> **SET PROBLEM**: Convert the data from the line containing "text-line: 固；二是存贷款结构趋于合理，经营效益不断提高。 <box>146" through the line containing "text-line: 截至六月底，我部扣除贴现后的存贷比为83.34%， <box>146", both included, into a Markdown table with the columns Row and Line. Number the rows, and leave out any blank lines.

> **SUPPLIED RECORDS**:
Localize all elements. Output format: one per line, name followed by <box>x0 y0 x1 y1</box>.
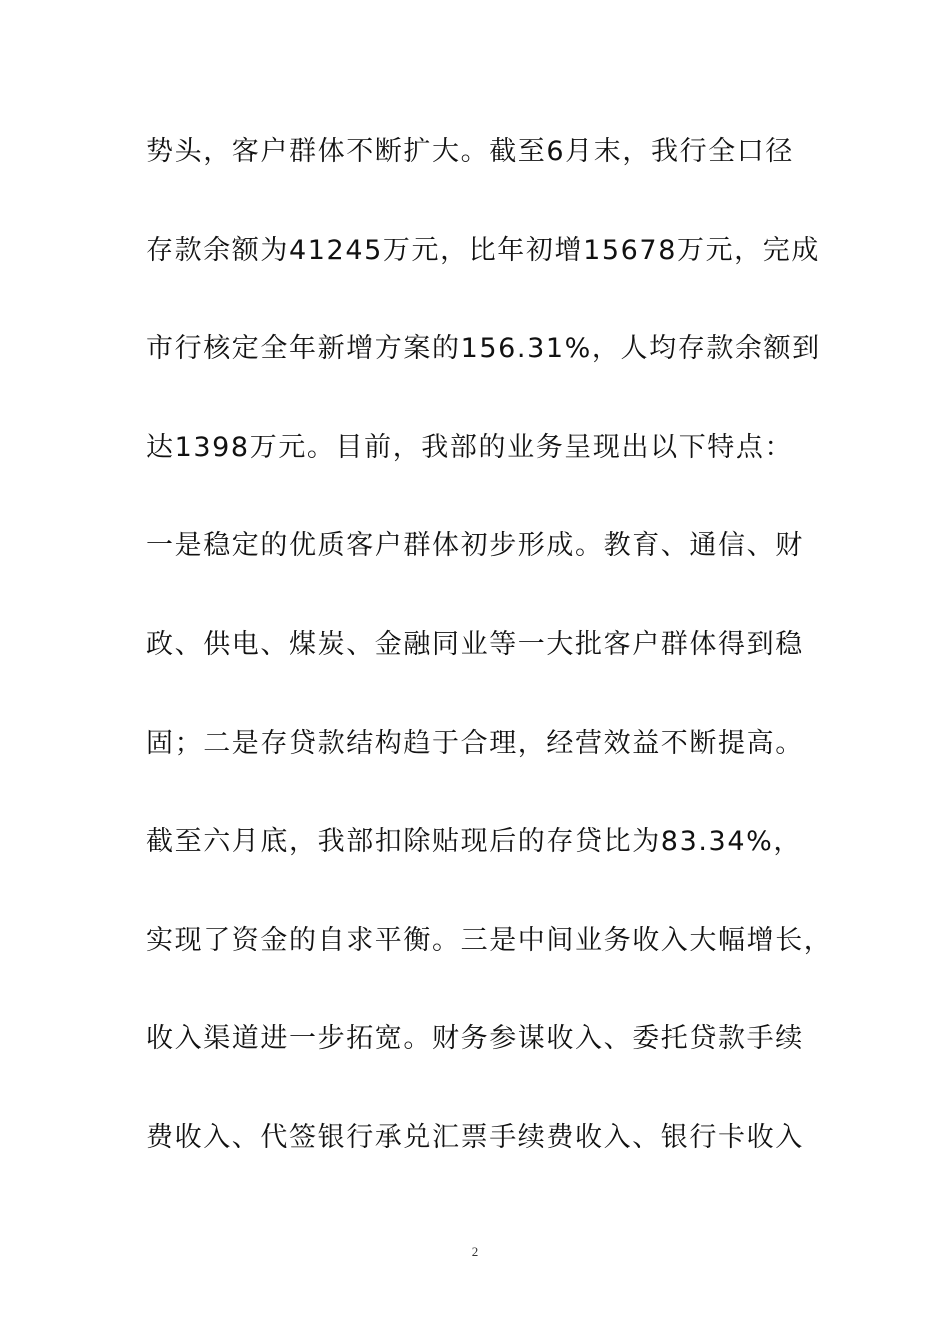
text-line: 固；二是存贷款结构趋于合理，经营效益不断提高。 <box>146 727 804 759</box>
page-number: 2 <box>471 1244 479 1259</box>
text-line: 政、供电、煤炭、金融同业等一大批客户群体得到稳 <box>146 628 804 660</box>
text-line: 实现了资金的自求平衡。三是中间业务收入大幅增长， <box>146 924 833 956</box>
body-text <box>146 126 846 1211</box>
text-line: 势头，客户群体不断扩大。截至6月末，我行全口径 <box>146 136 794 167</box>
text-line: 截至六月底，我部扣除贴现后的存贷比为83.34%， <box>146 826 802 858</box>
text-line: 市行核定全年新增方案的156.31%，人均存款余额到 <box>146 333 821 365</box>
text-line: 一是稳定的优质客户群体初步形成。教育、通信、财 <box>146 530 804 562</box>
text-line: 达1398万元。目前，我部的业务呈现出以下特点： <box>146 431 794 463</box>
text-line: 收入渠道进一步拓宽。财务参谋收入、委托贷款手续 <box>146 1023 804 1055</box>
text-line: 存款余额为41245万元，比年初增15678万元，完成 <box>146 234 820 266</box>
text-line: 费收入、代签银行承兑汇票手续费收入、银行卡收入 <box>146 1121 804 1153</box>
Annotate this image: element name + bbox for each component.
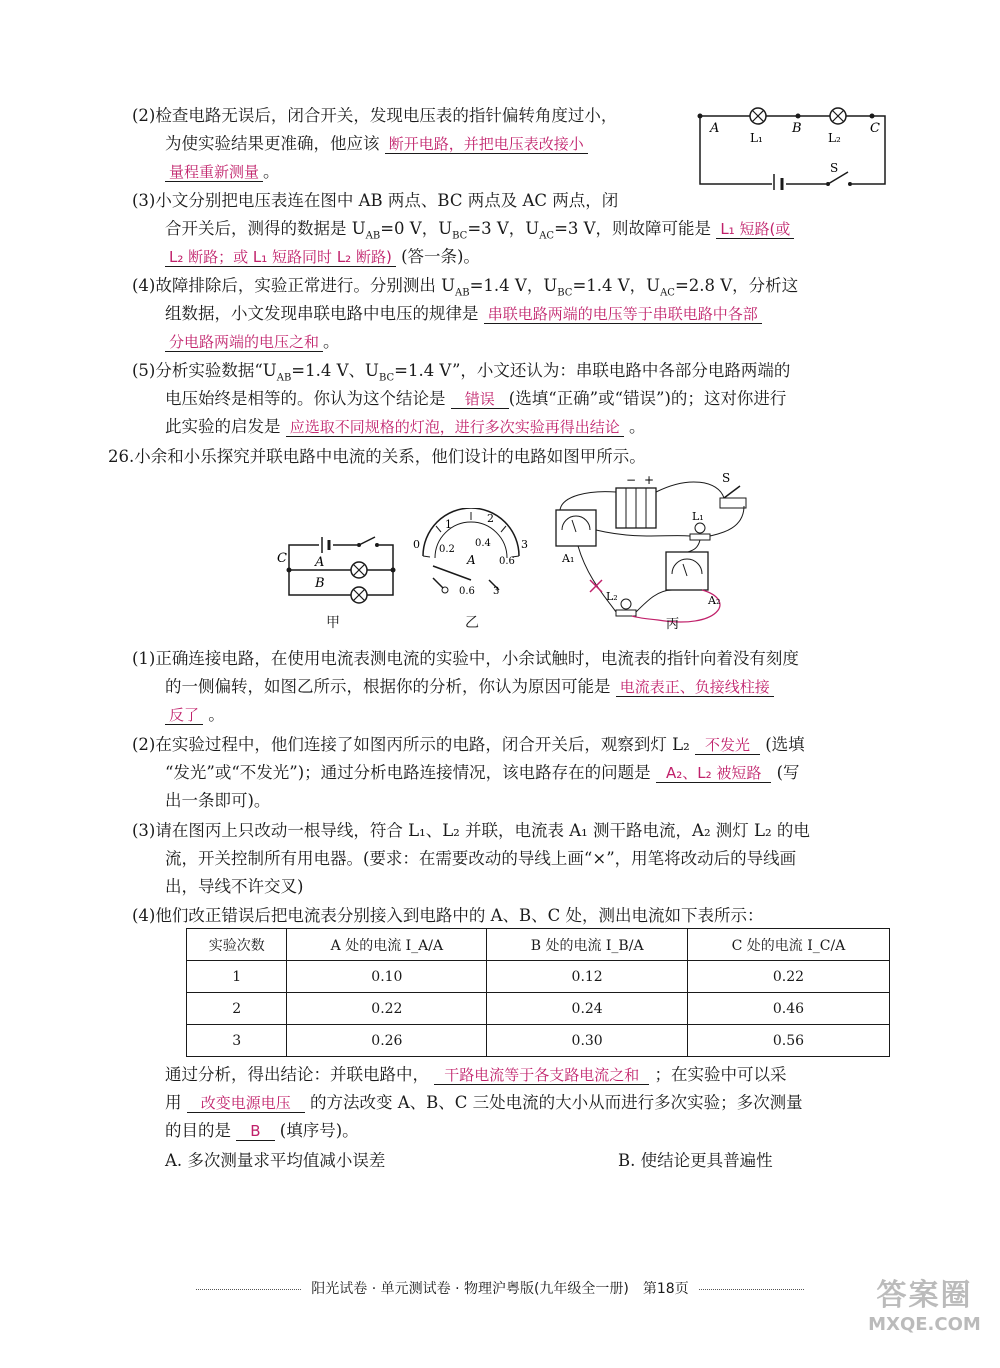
q3-answer-b: L₂ 断路；或 L₁ 短路同时 L₂ 断路) bbox=[165, 248, 396, 267]
series-circuit-figure bbox=[690, 98, 900, 190]
q5-answer-a: 错误 bbox=[451, 390, 509, 409]
dial-subtick-0-2: 0.2 bbox=[439, 544, 455, 555]
q2-line3: 量程重新测量 。 bbox=[165, 161, 280, 183]
fig-jia-label-b: B bbox=[315, 576, 325, 591]
q5-line1: (5)分析实验数据“$U_{AB}=1.4$ V、$U_{BC}=1.4$ V”，小文还认为：串联电路中各部分电路两端的 bbox=[132, 361, 791, 384]
fig-label-s: S bbox=[830, 161, 839, 175]
q26-p1-line3: 反了 。 bbox=[165, 704, 225, 726]
switch-icon bbox=[357, 537, 379, 551]
table-header: B 处的电流 I_B/A bbox=[487, 929, 688, 961]
q4-line3: 分电路两端的电压之和 。 bbox=[165, 331, 340, 353]
q2-line2: 为使实验结果更准确，他应该 断开电路，并把电压表改接小 bbox=[165, 133, 588, 155]
battery-plus-label: + bbox=[644, 473, 655, 487]
fig-bing-label-a1: A₁ bbox=[562, 552, 575, 565]
page-footer bbox=[120, 1278, 880, 1298]
q2-answer-b: 量程重新测量 bbox=[165, 163, 263, 182]
ammeter-a1-icon bbox=[556, 510, 596, 546]
fig-label-l1: L₁ bbox=[750, 131, 763, 145]
ammeter-a2-icon bbox=[666, 552, 708, 590]
fig-label-b: B bbox=[792, 121, 802, 136]
watermark-bottom: MXQE.COM bbox=[868, 1314, 981, 1335]
q3-answer-a: L₁ 短路(或 bbox=[716, 220, 794, 239]
q2-answer-a: 断开电路，并把电压表改接小 bbox=[385, 135, 588, 154]
q26-conclusion-answer-a: 干路电流等于各支路电流之和 bbox=[434, 1066, 649, 1085]
table-header: A 处的电流 I_A/A bbox=[287, 929, 487, 961]
q26-option-a: A. 多次测量求平均值减小误差 bbox=[165, 1151, 386, 1170]
q26-p3-line1: (3)请在图丙上只改动一根导线，符合 L₁、L₂ 并联，电流表 A₁ 测干路电流，A₂ 测灯 L₂ 的电 bbox=[132, 821, 810, 840]
table-cell: 0.12 bbox=[487, 961, 688, 993]
table-cell: 3 bbox=[187, 1025, 287, 1057]
q4-answer-b: 分电路两端的电压之和 bbox=[165, 333, 323, 352]
lamp-l2-icon bbox=[830, 108, 846, 124]
lamp-l2-icon bbox=[616, 599, 636, 616]
q4-line2: 组数据，小文发现串联电路中电压的规律是 串联电路两端的电压等于串联电路中各部 bbox=[165, 303, 762, 325]
q26-p2-line1: (2)在实验过程中，他们连接了如图丙所示的电路，闭合开关后，观察到灯 L₂ 不发光 (选填 bbox=[132, 735, 805, 754]
fig-bing-label-s: S bbox=[722, 471, 731, 485]
watermark-top: 答案圈 bbox=[876, 1278, 973, 1313]
q26-p2-answer-b: A₂、L₂ 被短路 bbox=[656, 764, 771, 783]
q26-conclusion-answer-c: B bbox=[236, 1122, 274, 1141]
q26-p1-answer-b: 反了 bbox=[165, 706, 203, 725]
fig-label-c: C bbox=[870, 121, 880, 136]
dial-unit: A bbox=[467, 553, 476, 567]
wiring-figure-bing bbox=[548, 470, 758, 638]
table-cell: 0.56 bbox=[687, 1025, 889, 1057]
footer-dots-right bbox=[699, 1289, 804, 1290]
fig-bing-label-l1: L₁ bbox=[692, 510, 704, 523]
q3-line2: 合开关后，测得的数据是 $U_{AB}=0$ V，$U_{BC}=3$ V，$U_{AC}=3$ V，则故障可能是 L₁ 短路(或 bbox=[165, 218, 794, 247]
q26-p4-line1: (4)他们改正错误后把电流表分别接入到电路中的 A、B、C 处，测出电流如下表所示： bbox=[132, 906, 764, 925]
table-cell: 0.22 bbox=[687, 961, 889, 993]
watermark-logo bbox=[857, 1270, 992, 1348]
fig-yi-caption: 乙 bbox=[465, 615, 479, 631]
footer-dots-left bbox=[196, 1289, 301, 1290]
q5-line2: 电压始终是相等的。你认为这个结论是 错误 (选填“正确”或“错误”)的；这对你进行 bbox=[165, 389, 787, 408]
lamp-l1-icon bbox=[750, 108, 766, 124]
dial-tick-1: 1 bbox=[445, 518, 452, 531]
q26-p3-line3: 出，导线不许交叉) bbox=[165, 877, 304, 896]
table-header: C 处的电流 I_C/A bbox=[687, 929, 889, 961]
table-cell: 0.24 bbox=[487, 993, 688, 1025]
fig-label-l2: L₂ bbox=[828, 131, 841, 145]
table-cell: 0.26 bbox=[287, 1025, 487, 1057]
battery-minus-label: − bbox=[626, 473, 637, 487]
dial-tick-3: 3 bbox=[521, 538, 528, 551]
q26-p2-line2: “发光”或“不发光”)；通过分析电路连接情况，该电路存在的问题是 A₂、L₂ 被短路 (写 bbox=[165, 763, 800, 782]
q26-option-b: B. 使结论更具普遍性 bbox=[618, 1151, 773, 1170]
q26-p2-line3: 出一条即可)。 bbox=[165, 791, 271, 810]
q5-line3: 此实验的启发是 应选取不同规格的灯泡，进行多次实验再得出结论 。 bbox=[165, 417, 646, 436]
table-header-row bbox=[187, 929, 890, 961]
ammeter-dial-figure-yi bbox=[405, 508, 535, 608]
table-cell: 0.22 bbox=[287, 993, 487, 1025]
fig-bing-caption: 丙 bbox=[666, 617, 680, 632]
q2-line1: (2)检查电路无误后，闭合开关，发现电压表的指针偏转角度过小， bbox=[132, 106, 618, 125]
dial-subtick-0-4: 0.4 bbox=[475, 538, 491, 549]
battery-icon bbox=[616, 488, 656, 528]
q26-conclusion-line1: 通过分析，得出结论：并联电路中， 干路电流等于各支路电流之和 ；在实验中可以采 bbox=[165, 1065, 787, 1084]
q26-stem: 26.小余和小乐探究并联电路中电流的关系，他们设计的电路如图甲所示。 bbox=[108, 447, 646, 466]
dial-tick-0: 0 bbox=[413, 538, 420, 551]
current-data-table bbox=[186, 928, 890, 1057]
fig-bing-label-l2: L₂ bbox=[606, 590, 618, 603]
fig-jia-label-a: A bbox=[315, 555, 325, 570]
table-header: 实验次数 bbox=[187, 929, 287, 961]
footer-text: 阳光试卷 · 单元测试卷 · 物理沪粤版(九年级全一册) 第18页 bbox=[311, 1281, 689, 1297]
dial-subtick-0-6: 0.6 bbox=[499, 556, 515, 567]
ammeter-needle bbox=[433, 566, 471, 580]
q26-p2-answer-a: 不发光 bbox=[695, 736, 760, 755]
q26-conclusion-line3: 的目的是 B (填序号)。 bbox=[165, 1121, 359, 1140]
parallel-circuit-figure-jia bbox=[275, 525, 400, 617]
q26-conclusion-answer-b: 改变电源电压 bbox=[187, 1094, 305, 1113]
battery-icon bbox=[319, 537, 333, 553]
table-cell: 0.46 bbox=[687, 993, 889, 1025]
q4-answer-a: 串联电路两端的电压等于串联电路中各部 bbox=[484, 305, 762, 324]
q26-p1-line2: 的一侧偏转，如图乙所示，根据你的分析，你认为原因可能是 电流表正、负接线柱接 bbox=[165, 676, 774, 698]
q5-answer-b: 应选取不同规格的灯泡，进行多次实验再得出结论 bbox=[286, 418, 624, 437]
q26-conclusion-line2: 用 改变电源电压 的方法改变 A、B、C 三处电流的大小从而进行多次实验；多次测量 bbox=[165, 1093, 803, 1112]
dial-terminal-0-6: 0.6 bbox=[459, 586, 475, 597]
q3-line3: L₂ 断路；或 L₁ 短路同时 L₂ 断路) (答一条)。 bbox=[165, 246, 480, 268]
fig-label-a: A bbox=[710, 121, 720, 136]
table-row bbox=[187, 993, 890, 1025]
table-row bbox=[187, 961, 890, 993]
q4-line1: (4)故障排除后，实验正常进行。分别测出 $U_{AB}=1.4$ V，$U_{BC}=1.4$ V，$U_{AC}=2.8$ V，分析这 bbox=[132, 276, 799, 299]
q26-p1-line1: (1)正确连接电路，在使用电流表测电流的实验中，小余试触时，电流表的指针向着没有刻度 bbox=[132, 649, 799, 668]
dial-tick-2: 2 bbox=[487, 512, 494, 525]
q3-line1: (3)小文分别把电压表连在图中 AB 两点、BC 两点及 AC 两点，闭 bbox=[132, 191, 619, 210]
table-row bbox=[187, 1025, 890, 1057]
table-cell: 1 bbox=[187, 961, 287, 993]
fig-bing-label-a2: A₂ bbox=[708, 594, 721, 607]
lamp-icon bbox=[351, 562, 367, 578]
table-cell: 2 bbox=[187, 993, 287, 1025]
table-cell: 0.10 bbox=[287, 961, 487, 993]
lamp-l1-icon bbox=[690, 523, 710, 540]
battery-icon bbox=[772, 174, 786, 190]
table-cell: 0.30 bbox=[487, 1025, 688, 1057]
lamp-icon bbox=[351, 587, 367, 603]
fig-jia-caption: 甲 bbox=[326, 615, 340, 631]
fig-jia-label-c: C bbox=[277, 551, 287, 566]
dial-terminal-3: 3 bbox=[493, 586, 500, 597]
q26-p1-answer-a: 电流表正、负接线柱接 bbox=[616, 678, 774, 697]
q26-p3-line2: 流，开关控制所有用电器。(要求：在需要改动的导线上画“×”，用笔将改动后的导线画 bbox=[165, 849, 797, 868]
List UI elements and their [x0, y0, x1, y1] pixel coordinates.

> **WRITTEN REPLY**:
| Row | Line |
|---|---|
| 1 | text-line: 固；二是存贷款结构趋于合理，经营效益不断提高。 <box>146 727 804 759</box> |
| 2 | page-number: 2 <box>471 1244 479 1259</box> |
| 3 | text-line: 政、供电、煤炭、金融同业等一大批客户群体得到稳 <box>146 628 804 660</box> |
| 4 | text-line: 实现了资金的自求平衡。三是中间业务收入大幅增长， <box>146 924 833 956</box> |
| 5 | body-text <box>146 126 846 1211</box> |
| 6 | text-line: 势头，客户群体不断扩大。截至6月末，我行全口径 <box>146 136 794 167</box> |
| 7 | text-line: 截至六月底，我部扣除贴现后的存贷比为83.34%， <box>146 826 802 858</box> |